PROBLEM TO SOLVE:
The answer must be the number of lines in the listing below that contain "likely", and nothing else.

*** DATA FOR PROCESSING ***

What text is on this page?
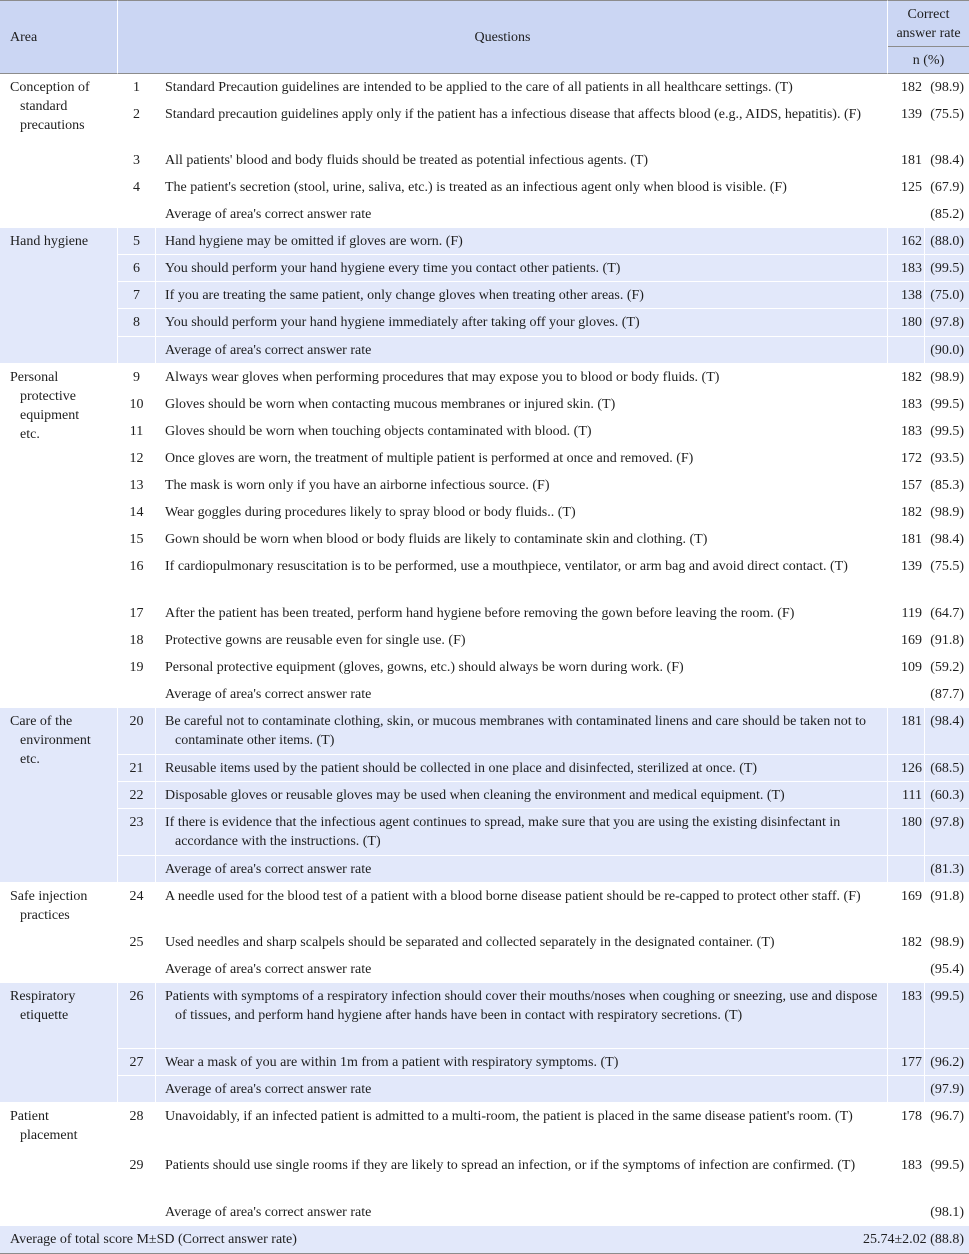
Area	Questions		Correct answer rate	
			n (%)	

Conception of standard precautions	1	Standard Precaution guidelines are intended to be applied to the care of all patients in all healthcare settings. (T)	182	(98.9)
	2	Standard precaution guidelines apply only if the patient has a infectious disease that affects blood (e.g., AIDS, hepatitis). (F)	139	(75.5)
	3	All patients' blood and body fluids should be treated as potential infectious agents. (T)	181	(98.4)
	4	The patient's secretion (stool, urine, saliva, etc.) is treated as an infectious agent only when blood is visible. (F)	125	(67.9)
		Average of area's correct answer rate		(85.2)

Hand hygiene	5	Hand hygiene may be omitted if gloves are worn. (F)	162	(88.0)
	6	You should perform your hand hygiene every time you contact other patients. (T)	183	(99.5)
	7	If you are treating the same patient, only change gloves when treating other areas. (F)	138	(75.0)
	8	You should perform your hand hygiene immediately after taking off your gloves. (T)	180	(97.8)
		Average of area's correct answer rate		(90.0)

Personal protective equipment etc.	9	Always wear gloves when performing procedures that may expose you to blood or body fluids. (T)	182	(98.9)
	10	Gloves should be worn when contacting mucous membranes or injured skin. (T)	183	(99.5)
	11	Gloves should be worn when touching objects contaminated with blood. (T)	183	(99.5)
	12	Once gloves are worn, the treatment of multiple patient is performed at once and removed. (F)	172	(93.5)
	13	The mask is worn only if you have an airborne infectious source. (F)	157	(85.3)
	14	Wear goggles during procedures likely to spray blood or body fluids.. (T)	182	(98.9)
	15	Gown should be worn when blood or body fluids are likely to contaminate skin and clothing. (T)	181	(98.4)
	16	If cardiopulmonary resuscitation is to be performed, use a mouthpiece, ventilator, or arm bag and avoid direct contact. (T)	139	(75.5)
	17	After the patient has been treated, perform hand hygiene before removing the gown before leaving the room. (F)	119	(64.7)
	18	Protective gowns are reusable even for single use. (F)	169	(91.8)
	19	Personal protective equipment (gloves, gowns, etc.) should always be worn during work. (F)	109	(59.2)
		Average of area's correct answer rate		(87.7)

Care of the environment etc.	20	Be careful not to contaminate clothing, skin, or mucous membranes with contaminated linens and care should be taken not to contaminate other items. (T)	181	(98.4)
	21	Reusable items used by the patient should be collected in one place and disinfected, sterilized at once. (T)	126	(68.5)
	22	Disposable gloves or reusable gloves may be used when cleaning the environment and medical equipment. (T)	111	(60.3)
	23	If there is evidence that the infectious agent continues to spread, make sure that you are using the existing disinfectant in accordance with the instructions. (T)	180	(97.8)
		Average of area's correct answer rate		(81.3)

Safe injection practices	24	A needle used for the blood test of a patient with a blood borne disease patient should be re-capped to protect other staff. (F)	169	(91.8)
	25	Used needles and sharp scalpels should be separated and collected separately in the designated container. (T)	182	(98.9)
		Average of area's correct answer rate		(95.4)

Respiratory etiquette	26	Patients with symptoms of a respiratory infection should cover their mouths/noses when coughing or sneezing, use and dispose of tissues, and perform hand hygiene after hands have been in contact with respiratory secretions. (T)	183	(99.5)
	27	Wear a mask of you are within 1m from a patient with respiratory symptoms. (T)	177	(96.2)
		Average of area's correct answer rate		(97.9)

Patient placement	28	Unavoidably, if an infected patient is admitted to a multi-room, the patient is placed in the same disease patient's room. (T)	178	(96.7)
	29	Patients should use single rooms if they are likely to spread an infection, or if the symptoms of infection are confirmed. (T)	183	(99.5)
		Average of area's correct answer rate		(98.1)

Average of total score M±SD (Correct answer rate) 25.74±2.02 (88.8)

*** End of DATA FOR PROCESSING ***

SOLUTION TO THIS EXERCISE:
3